The problem. Copy each line of the records that holds the string "title".
+ + + +
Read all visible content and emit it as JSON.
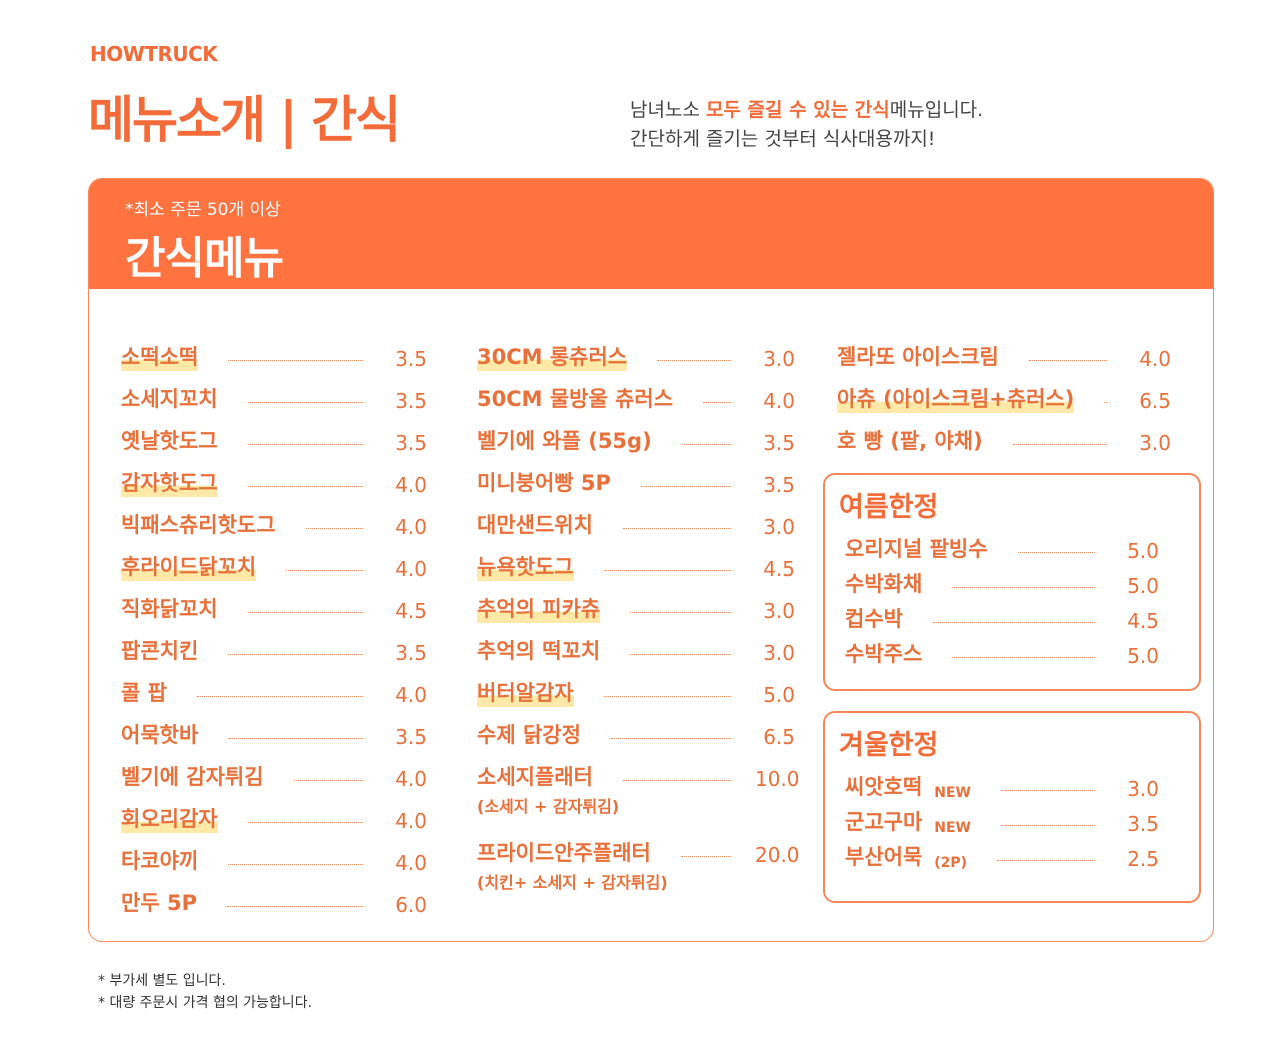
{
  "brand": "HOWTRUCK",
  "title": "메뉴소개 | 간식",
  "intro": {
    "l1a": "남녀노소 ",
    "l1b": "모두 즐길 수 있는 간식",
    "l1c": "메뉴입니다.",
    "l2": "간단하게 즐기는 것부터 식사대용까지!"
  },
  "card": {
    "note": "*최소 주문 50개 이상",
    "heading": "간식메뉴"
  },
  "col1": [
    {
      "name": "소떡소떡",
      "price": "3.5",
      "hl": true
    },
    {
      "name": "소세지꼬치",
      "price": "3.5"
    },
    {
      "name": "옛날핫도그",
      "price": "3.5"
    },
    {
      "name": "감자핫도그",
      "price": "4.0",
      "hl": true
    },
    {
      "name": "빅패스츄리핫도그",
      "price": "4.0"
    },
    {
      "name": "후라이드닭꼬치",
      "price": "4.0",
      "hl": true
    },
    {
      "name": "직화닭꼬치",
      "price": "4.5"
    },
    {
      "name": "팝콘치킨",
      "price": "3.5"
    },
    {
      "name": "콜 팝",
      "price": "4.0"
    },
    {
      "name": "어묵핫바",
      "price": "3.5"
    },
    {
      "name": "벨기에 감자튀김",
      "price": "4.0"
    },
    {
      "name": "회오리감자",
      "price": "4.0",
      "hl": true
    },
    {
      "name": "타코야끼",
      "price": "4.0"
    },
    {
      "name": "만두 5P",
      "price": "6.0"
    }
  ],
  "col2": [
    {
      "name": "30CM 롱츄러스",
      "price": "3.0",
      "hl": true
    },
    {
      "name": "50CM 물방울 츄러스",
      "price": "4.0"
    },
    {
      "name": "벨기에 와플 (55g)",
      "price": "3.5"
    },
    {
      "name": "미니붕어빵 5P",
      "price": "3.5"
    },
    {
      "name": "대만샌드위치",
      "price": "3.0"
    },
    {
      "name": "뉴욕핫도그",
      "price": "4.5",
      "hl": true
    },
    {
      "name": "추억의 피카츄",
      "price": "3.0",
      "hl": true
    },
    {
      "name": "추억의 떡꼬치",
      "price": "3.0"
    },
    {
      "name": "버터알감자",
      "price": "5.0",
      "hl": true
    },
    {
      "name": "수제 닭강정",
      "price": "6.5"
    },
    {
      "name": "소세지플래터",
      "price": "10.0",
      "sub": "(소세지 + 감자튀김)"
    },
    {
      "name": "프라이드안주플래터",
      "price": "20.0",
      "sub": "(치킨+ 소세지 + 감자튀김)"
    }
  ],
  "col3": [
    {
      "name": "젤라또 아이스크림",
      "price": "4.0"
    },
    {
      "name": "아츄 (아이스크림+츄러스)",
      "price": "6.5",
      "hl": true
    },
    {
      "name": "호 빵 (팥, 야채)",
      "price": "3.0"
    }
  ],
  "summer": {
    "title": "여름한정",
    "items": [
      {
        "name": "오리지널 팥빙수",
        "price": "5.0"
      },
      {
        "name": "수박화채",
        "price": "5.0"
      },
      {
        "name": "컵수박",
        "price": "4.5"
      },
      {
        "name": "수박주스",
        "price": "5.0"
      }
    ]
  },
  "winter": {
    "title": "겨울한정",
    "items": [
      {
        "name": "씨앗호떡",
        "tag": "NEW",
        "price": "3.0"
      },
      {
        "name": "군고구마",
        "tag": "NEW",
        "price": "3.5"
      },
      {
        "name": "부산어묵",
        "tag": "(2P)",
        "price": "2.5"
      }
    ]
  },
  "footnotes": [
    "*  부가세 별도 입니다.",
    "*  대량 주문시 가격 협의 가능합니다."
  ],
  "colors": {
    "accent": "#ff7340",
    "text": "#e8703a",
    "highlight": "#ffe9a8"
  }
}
+ + + +
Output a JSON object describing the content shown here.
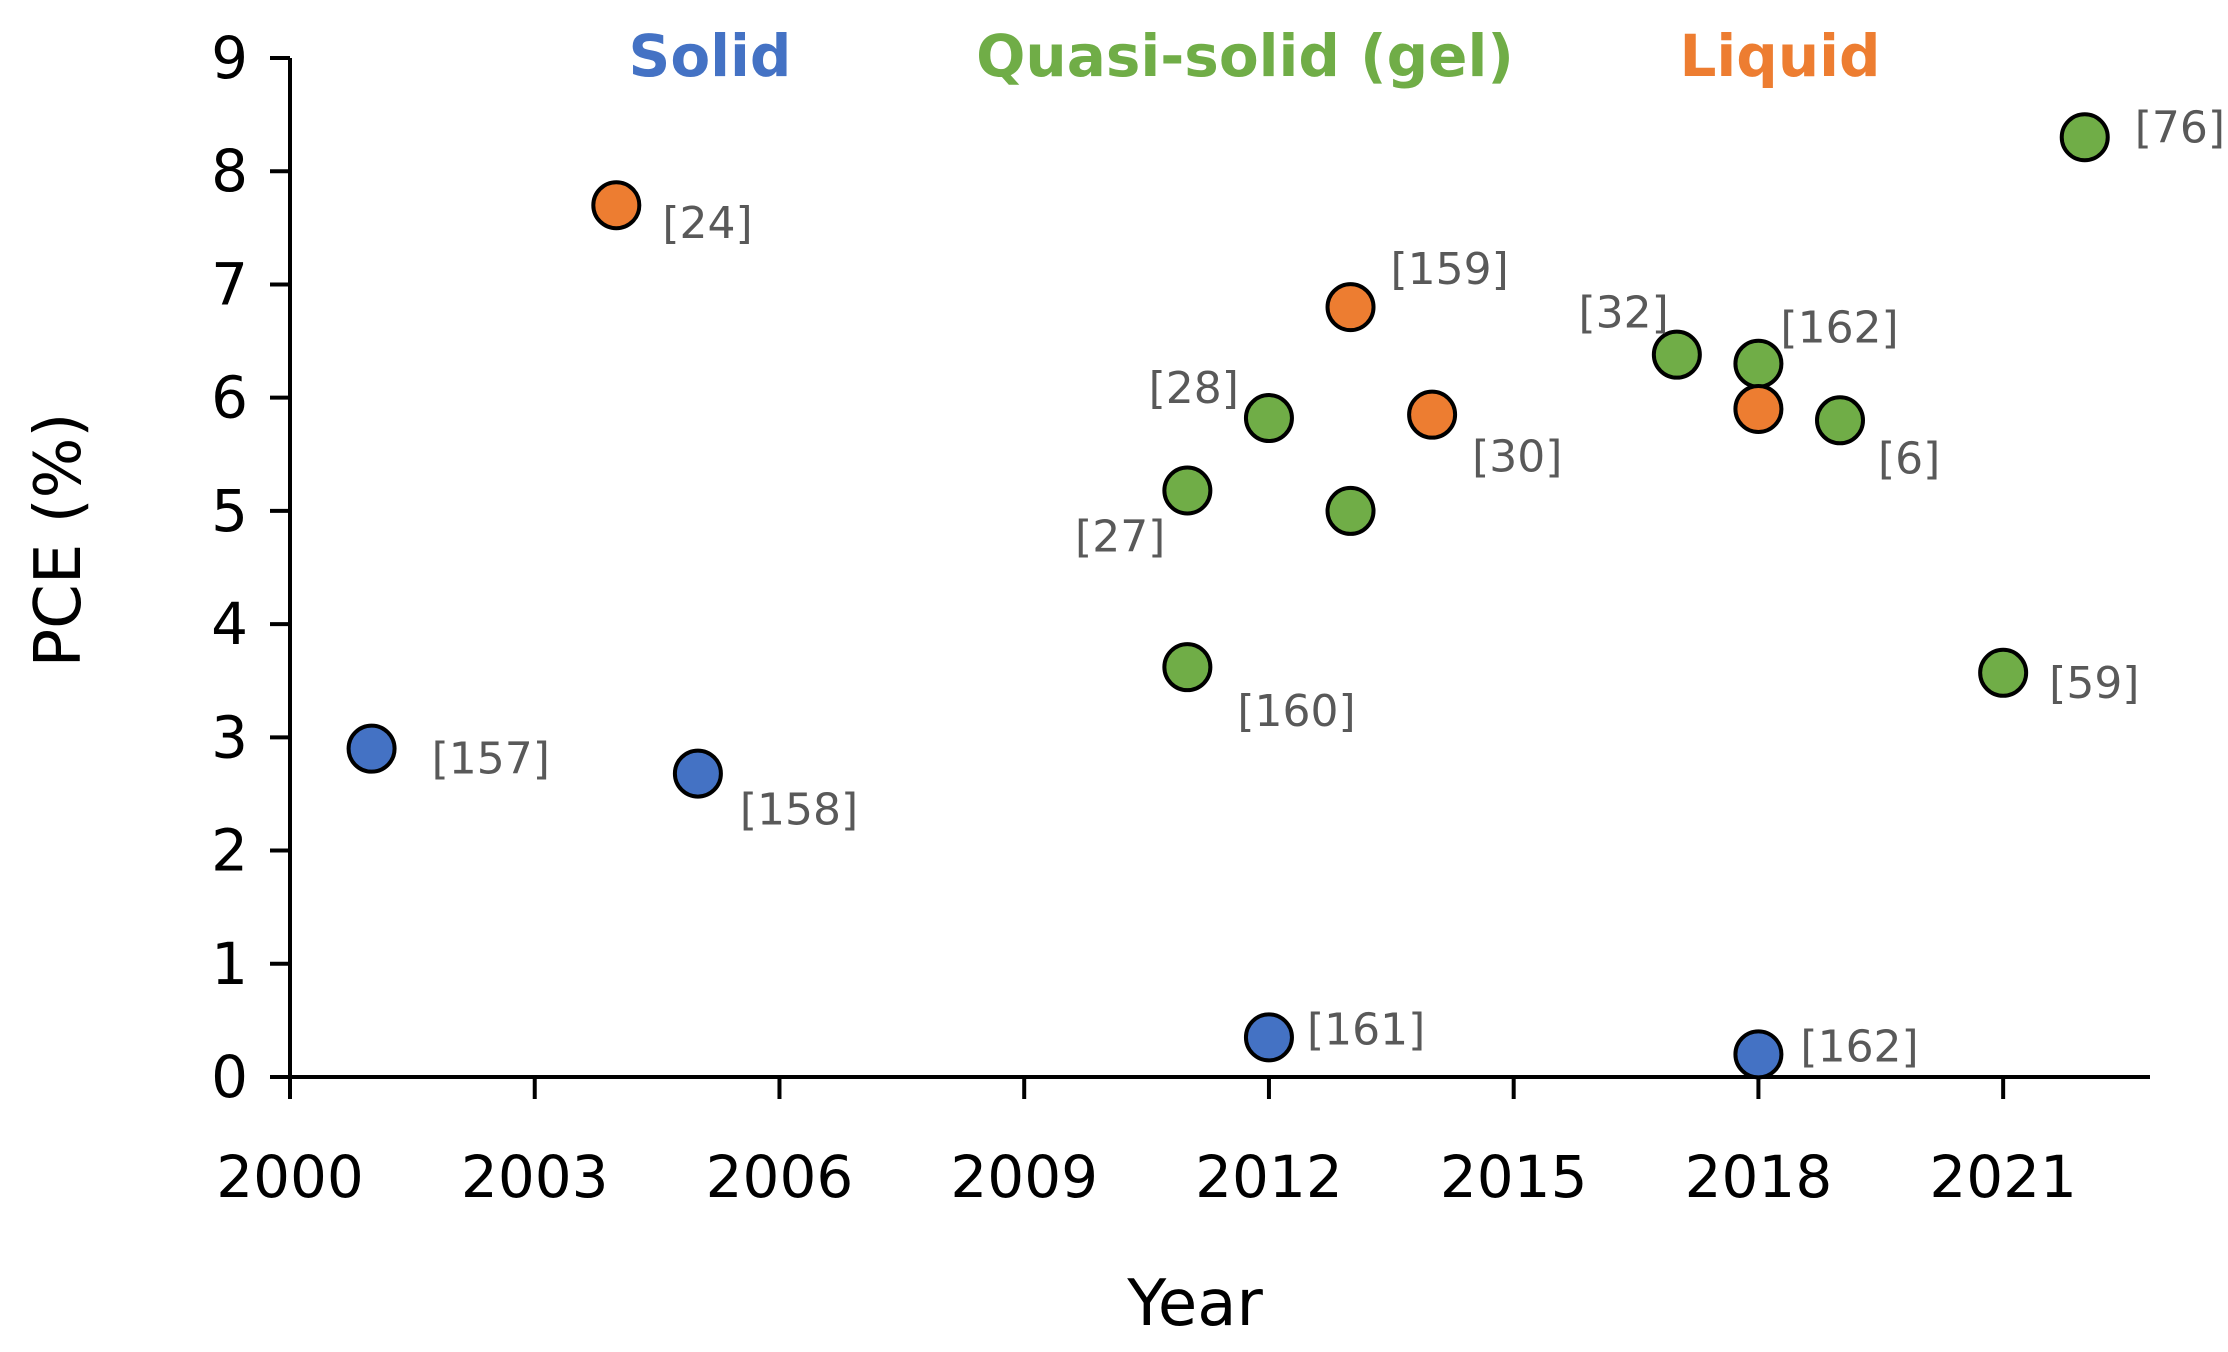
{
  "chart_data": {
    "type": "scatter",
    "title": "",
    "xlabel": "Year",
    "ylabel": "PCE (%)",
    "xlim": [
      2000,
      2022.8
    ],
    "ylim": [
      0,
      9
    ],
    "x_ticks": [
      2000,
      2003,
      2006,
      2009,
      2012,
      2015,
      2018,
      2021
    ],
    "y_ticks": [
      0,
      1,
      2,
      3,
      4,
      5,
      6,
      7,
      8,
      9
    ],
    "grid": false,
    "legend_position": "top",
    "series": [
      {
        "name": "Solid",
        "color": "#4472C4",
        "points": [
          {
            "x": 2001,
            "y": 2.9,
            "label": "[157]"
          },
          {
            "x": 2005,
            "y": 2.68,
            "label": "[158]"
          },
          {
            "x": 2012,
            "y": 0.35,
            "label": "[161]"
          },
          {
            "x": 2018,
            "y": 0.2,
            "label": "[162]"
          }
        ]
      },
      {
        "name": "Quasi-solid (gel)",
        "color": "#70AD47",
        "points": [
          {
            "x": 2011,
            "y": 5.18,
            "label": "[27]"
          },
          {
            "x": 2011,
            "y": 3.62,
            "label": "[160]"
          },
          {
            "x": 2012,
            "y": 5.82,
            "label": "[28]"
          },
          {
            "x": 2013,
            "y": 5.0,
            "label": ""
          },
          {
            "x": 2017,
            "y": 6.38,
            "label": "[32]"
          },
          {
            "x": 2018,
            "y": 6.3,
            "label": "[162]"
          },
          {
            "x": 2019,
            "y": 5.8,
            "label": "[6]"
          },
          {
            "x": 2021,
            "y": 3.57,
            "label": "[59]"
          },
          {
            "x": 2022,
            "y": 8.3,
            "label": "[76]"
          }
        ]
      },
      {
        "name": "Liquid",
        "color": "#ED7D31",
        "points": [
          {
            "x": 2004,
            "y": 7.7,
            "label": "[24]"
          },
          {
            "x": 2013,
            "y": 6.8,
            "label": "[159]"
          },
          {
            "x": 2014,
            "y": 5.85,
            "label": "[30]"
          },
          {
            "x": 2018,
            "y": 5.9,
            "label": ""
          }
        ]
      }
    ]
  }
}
+ + + +
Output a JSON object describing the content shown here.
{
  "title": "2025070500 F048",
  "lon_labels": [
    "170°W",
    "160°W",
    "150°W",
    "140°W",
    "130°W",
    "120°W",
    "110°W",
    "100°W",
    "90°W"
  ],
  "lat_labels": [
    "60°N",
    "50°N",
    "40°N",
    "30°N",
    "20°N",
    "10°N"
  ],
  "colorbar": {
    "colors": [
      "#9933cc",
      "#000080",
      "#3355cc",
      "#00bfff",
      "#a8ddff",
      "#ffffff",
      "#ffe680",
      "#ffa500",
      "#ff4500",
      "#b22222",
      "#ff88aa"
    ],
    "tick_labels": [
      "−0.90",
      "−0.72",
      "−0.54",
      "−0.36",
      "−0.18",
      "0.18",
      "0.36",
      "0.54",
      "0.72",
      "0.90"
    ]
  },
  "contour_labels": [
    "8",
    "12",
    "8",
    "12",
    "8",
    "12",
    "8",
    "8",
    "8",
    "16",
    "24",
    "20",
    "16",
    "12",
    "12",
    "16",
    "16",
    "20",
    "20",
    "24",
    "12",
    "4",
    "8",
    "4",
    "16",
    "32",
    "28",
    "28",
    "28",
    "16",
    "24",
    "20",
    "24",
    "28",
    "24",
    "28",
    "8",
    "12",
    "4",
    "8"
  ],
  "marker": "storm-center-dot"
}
+ + + +
Solution to this problem.
  "title": "메뉴소개 | 간식",
    "title": "여름한정",
    "title": "겨울한정",
    "title": "",
  "title": "2025070500 F048",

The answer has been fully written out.